* What this exercise asks
a: List every sentence in the comment thread that ends with a question mark.
b: Please copy the comment thread word for word from "2) Why RIAEvangelist" to "Strange strange mentality.".
* BEGIN Quoted text *
1) Why they changed the code all of the sudden? If they are fine with realeasing this kind of damaging payoad, then why they decided to change the code? I mean they want to make a statement, right? Then they should leave the original code and stand by it. Why they are not standing by their statement?

2) Why RIAEvangelist editing people comments to minimize their languages? why they are censoring their comments? I checked the edited button and you can see RIAEvangelist made some interesting changes on their comments.

3) If RIAEvangelist felt his protest should be public and known, but users can't? You can clearly see they are trying to censoring comments and users at the beginning. So odd for developer who want to protest but yet refused to allow users to voice their protest. Strange strange mentality.

4) That is their free speech but that is only free speech from the governments. I realize my comment indicate about legal ramification. It is not the governments that RIAEvangelist should worry about, it is the private companies they should worry about, espically the platform they are using are known to be extremely litigious. They have far more power and money to ensure their maximum punishment. Private companies will use the law and lead hard on the government to do something. Private companies have done it before and they will do it again.

I don't have a issue with their principle. It just it is not the right platform/soapbox to use because it can cause unexpected damage if the original code is left up. It could spill to over companies who would be unintentionally targeted by it. Software is never perfect and it can be ugly. The developer have the right mind to change the code to minimize the damage because it will be ugly for them if they leave it up.

I'm curious if you think the same applies to a developer that writes any kind of ransomware when an end user downloads and installs it knowingly. End user trust is a common attack vector for malware and the developer here took advantage of that just like any other malware developer.
Must GPL my ransomware. Thanks for the reminder!
* END Quoted text *
* BEGIN Data entries *
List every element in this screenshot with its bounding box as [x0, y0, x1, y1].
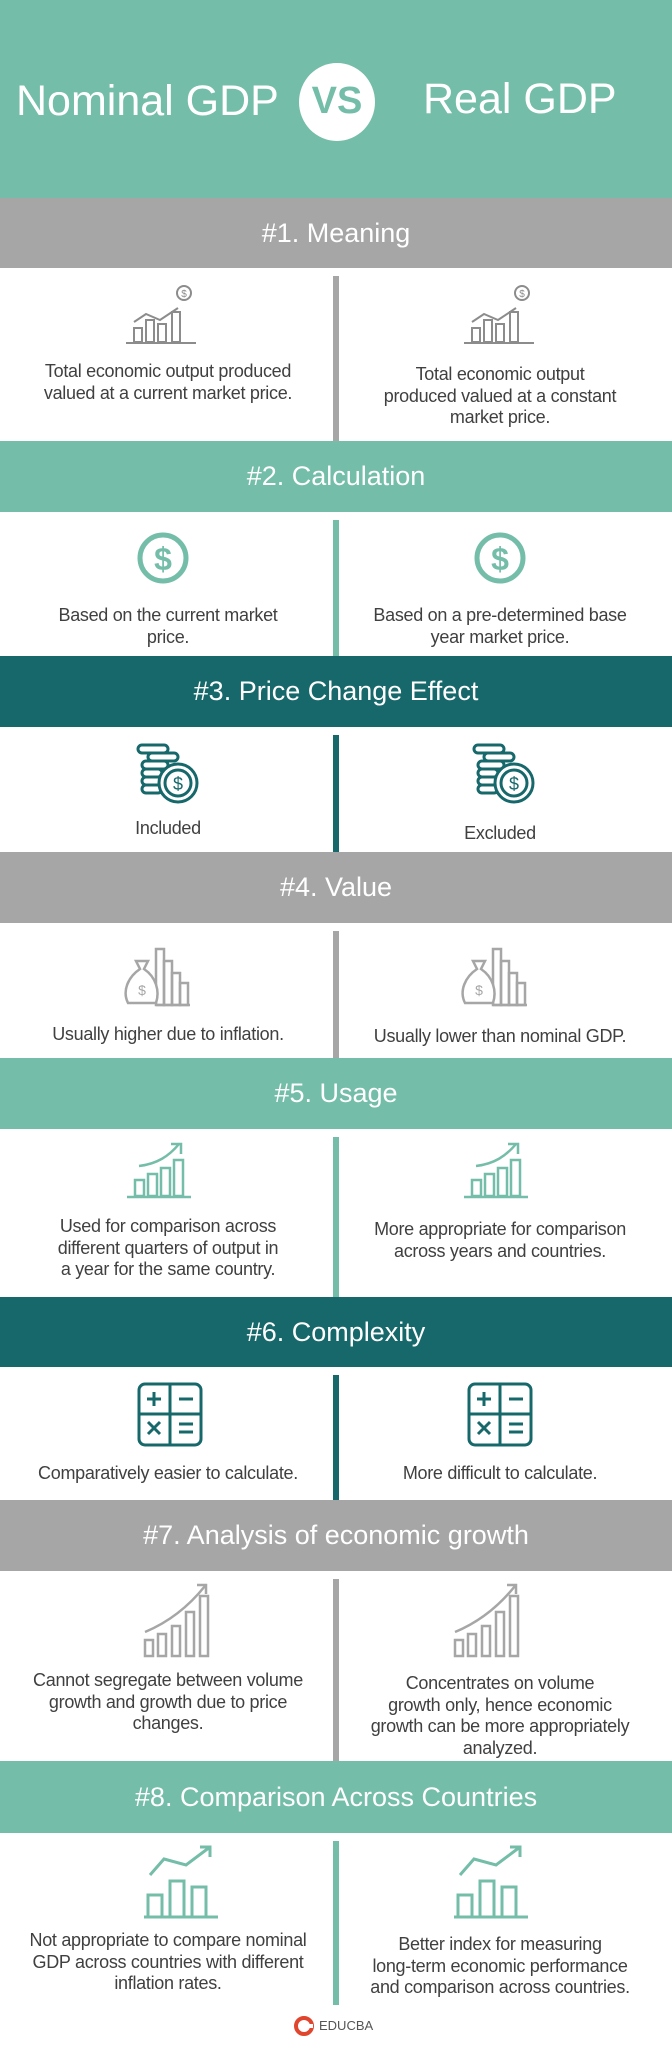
- text left: different quarters of output in: [58, 1238, 278, 1258]
- text left: [44, 361, 292, 403]
- vs badge: [299, 63, 375, 141]
- vs badge: VS: [312, 80, 362, 122]
- text left: [30, 1930, 306, 1993]
- bar 2: [0, 441, 672, 512]
- icon: dollar circle left: [138, 532, 188, 584]
- bar 5: [0, 1058, 672, 1129]
- text right: Based on a pre-determined base: [373, 605, 627, 625]
- icon: coins left: $: [173, 774, 183, 794]
- section 1 content: [44, 276, 616, 441]
- icon: dollar circle left: $: [154, 541, 172, 577]
- bar 8: [0, 1761, 672, 1833]
- icon: calculator left: [138, 1382, 202, 1446]
- text right: [373, 605, 627, 647]
- bar 6: #6. Complexity: [247, 1316, 425, 1346]
- text left: inflation rates.: [114, 1973, 222, 1993]
- bar 3: [0, 656, 672, 727]
- section 5 content: [58, 1137, 626, 1297]
- icon: chart dollar right: $: [519, 289, 525, 300]
- bar 4: [0, 852, 672, 923]
- section 7 content: [33, 1579, 630, 1761]
- icon: money bag left: $: [138, 982, 146, 998]
- bar 5: #5. Usage: [274, 1078, 398, 1108]
- text right: Total economic output: [416, 364, 584, 384]
- icon: zigzag chart right: [454, 1846, 528, 1918]
- text right: [384, 364, 616, 427]
- icon: money bag left: [124, 948, 190, 1006]
- bar 1: #1. Meaning: [262, 218, 410, 248]
- text right: market price.: [450, 407, 550, 427]
- icon: growth bars right: [464, 1142, 528, 1198]
- text right: More appropriate for comparison: [374, 1219, 626, 1239]
- bar 3: #3. Price Change Effect: [194, 676, 478, 706]
- icon: chart dollar right: [464, 285, 534, 344]
- text left: Cannot segregate between volume: [33, 1670, 303, 1690]
- icon: coins left: [136, 744, 198, 804]
- text left: [33, 1670, 303, 1733]
- text right: growth can be more appropriately: [371, 1716, 629, 1736]
- icon: educba: [294, 2016, 314, 2036]
- icon: chart dollar left: $: [181, 289, 187, 300]
- section 2 content: [58, 520, 627, 656]
- section 4 content: [52, 931, 626, 1058]
- text right: Usually lower than nominal GDP.: [374, 1026, 626, 1046]
- icon: zigzag chart left: [144, 1846, 218, 1918]
- bar 7: #7. Analysis of economic growth: [143, 1520, 529, 1550]
- text left: changes.: [133, 1713, 203, 1733]
- text right: [370, 1934, 630, 1997]
- text left: GDP across countries with different: [33, 1952, 303, 1972]
- text right: produced valued at a constant: [384, 386, 616, 406]
- section 6 content: [38, 1375, 597, 1500]
- bar 8: #8. Comparison Across Countries: [135, 1782, 537, 1812]
- section 3 content: [135, 735, 536, 852]
- text left: growth and growth due to price: [49, 1692, 287, 1712]
- text left: [58, 605, 278, 647]
- footer logo: EDUCBA: [319, 2018, 373, 2033]
- text left: Comparatively easier to calculate.: [38, 1463, 298, 1483]
- text right: and comparison across countries.: [370, 1977, 630, 1997]
- icon: rising bars left: [144, 1584, 210, 1658]
- text right: long-term economic performance: [372, 1956, 628, 1976]
- text left: price.: [147, 626, 189, 646]
- bar 2: #2. Calculation: [247, 461, 425, 491]
- text right: Better index for measuring: [398, 1934, 602, 1954]
- text right: analyzed.: [463, 1738, 537, 1758]
- icon: growth bars left: [127, 1142, 191, 1198]
- text right: year market price.: [431, 626, 569, 646]
- text left: [58, 1216, 278, 1279]
- icon: coins right: $: [509, 774, 519, 794]
- footer logo: [294, 2016, 374, 2036]
- header: [0, 0, 672, 198]
- icon: money bag right: [461, 948, 527, 1006]
- icon: calculator right: [468, 1382, 532, 1446]
- text right: [374, 1219, 626, 1261]
- icon: coins right: [472, 744, 534, 804]
- text right: across years and countries.: [394, 1240, 606, 1260]
- text left: Total economic output produced: [45, 361, 291, 381]
- text right: [371, 1673, 630, 1758]
- text right: Concentrates on volume: [406, 1673, 594, 1693]
- text right: growth only, hence economic: [388, 1694, 612, 1714]
- bar 1: [0, 198, 672, 268]
- text left: Not appropriate to compare nominal: [30, 1930, 306, 1950]
- text left: Usually higher due to inflation.: [52, 1024, 284, 1044]
- text right: Excluded: [464, 823, 536, 843]
- section 8 content: [30, 1841, 630, 2005]
- text left: Used for comparison across: [60, 1216, 276, 1236]
- title left: Nominal GDP: [16, 77, 279, 125]
- text left: Included: [135, 818, 201, 838]
- bar 4: #4. Value: [280, 872, 392, 902]
- icon: money bag right: $: [475, 982, 483, 998]
- text left: a year for the same country.: [61, 1259, 275, 1279]
- text right: More difficult to calculate.: [403, 1463, 597, 1483]
- bar 7: [0, 1500, 672, 1571]
- icon: dollar circle right: $: [491, 541, 509, 577]
- text left: valued at a current market price.: [44, 382, 292, 402]
- title right: Real GDP: [423, 75, 617, 123]
- icon: dollar circle right: [474, 532, 526, 584]
- text left: Based on the current market: [58, 605, 278, 625]
- icon: rising bars right: [454, 1584, 520, 1658]
- icon: chart dollar left: [126, 285, 196, 344]
- bar 6: [0, 1297, 672, 1367]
* END Data entries *
* Responses to the tasks
a:
1. Why they changed the code all of the sudden?
2. If they are fine with realeasing this kind of damaging payoad, then why they decided to change the code?
3. I mean they want to make a statement, right?
4. Why they are not standing by their statement?
5. Why RIAEvangelist editing people comments to minimize their languages?
6. why they are censoring their comments?
7. If RIAEvangelist felt his protest should be public and known, but users can't?

b:
2) Why RIAEvangelist editing people comments to minimize their languages? why they are censoring their comments? I checked the edited button and you can see RIAEvangelist made some interesting changes on their comments.

3) If RIAEvangelist felt his protest should be public and known, but users can't? You can clearly see they are trying to censoring comments and users at the beginning. So odd for developer who want to protest but yet refused to allow users to voice their protest. Strange strange mentality.